#### TASK DIRECTIONS:
Tally the lines below that hold the string "title", and give only the tally.

[Figure collection entries]
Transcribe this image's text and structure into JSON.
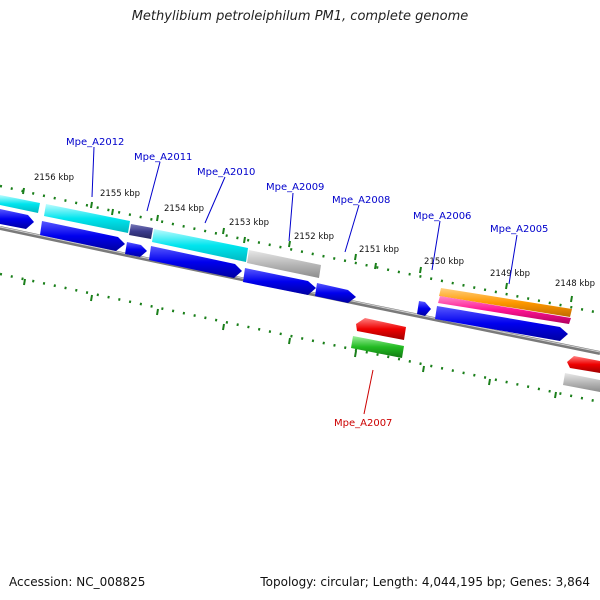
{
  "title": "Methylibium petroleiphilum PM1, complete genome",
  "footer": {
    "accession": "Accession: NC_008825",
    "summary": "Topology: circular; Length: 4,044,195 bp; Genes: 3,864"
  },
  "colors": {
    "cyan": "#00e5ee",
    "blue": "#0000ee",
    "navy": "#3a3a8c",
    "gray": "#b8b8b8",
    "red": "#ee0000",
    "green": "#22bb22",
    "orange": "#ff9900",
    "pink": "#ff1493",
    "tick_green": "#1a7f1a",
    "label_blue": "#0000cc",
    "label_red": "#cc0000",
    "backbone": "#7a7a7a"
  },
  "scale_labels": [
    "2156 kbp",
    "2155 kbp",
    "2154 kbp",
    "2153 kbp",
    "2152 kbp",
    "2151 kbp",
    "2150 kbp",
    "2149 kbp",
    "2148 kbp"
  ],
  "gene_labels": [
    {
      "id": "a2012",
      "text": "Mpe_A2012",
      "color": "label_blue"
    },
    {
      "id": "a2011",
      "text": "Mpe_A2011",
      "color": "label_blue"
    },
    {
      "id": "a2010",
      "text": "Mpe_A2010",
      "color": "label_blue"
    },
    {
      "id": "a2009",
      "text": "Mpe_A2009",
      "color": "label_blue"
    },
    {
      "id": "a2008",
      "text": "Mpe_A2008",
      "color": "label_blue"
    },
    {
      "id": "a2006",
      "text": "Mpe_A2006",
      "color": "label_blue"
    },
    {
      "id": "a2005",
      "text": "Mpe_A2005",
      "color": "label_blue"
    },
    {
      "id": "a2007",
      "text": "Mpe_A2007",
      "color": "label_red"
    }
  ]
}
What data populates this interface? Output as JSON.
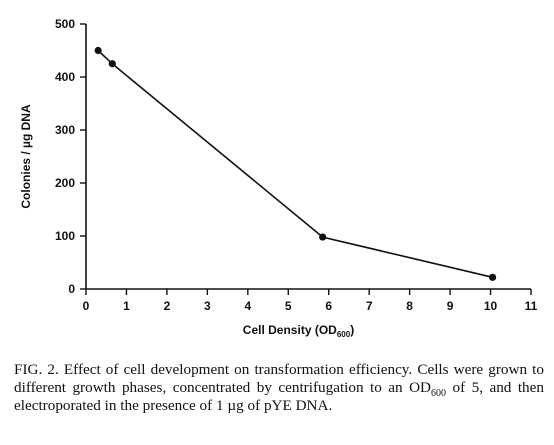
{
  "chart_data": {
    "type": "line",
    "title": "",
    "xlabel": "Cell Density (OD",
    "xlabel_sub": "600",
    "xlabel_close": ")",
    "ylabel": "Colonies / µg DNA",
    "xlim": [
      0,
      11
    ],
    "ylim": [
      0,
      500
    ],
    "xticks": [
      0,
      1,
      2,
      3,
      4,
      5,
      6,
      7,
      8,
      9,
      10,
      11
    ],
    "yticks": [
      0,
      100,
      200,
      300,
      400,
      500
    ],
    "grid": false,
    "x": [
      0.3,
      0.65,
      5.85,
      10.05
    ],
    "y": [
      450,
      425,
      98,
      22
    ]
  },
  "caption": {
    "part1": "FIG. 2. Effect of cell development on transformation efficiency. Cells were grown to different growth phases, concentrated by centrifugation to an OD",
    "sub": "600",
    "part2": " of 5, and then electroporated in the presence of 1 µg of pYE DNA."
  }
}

#### TASK SOLUTION:
2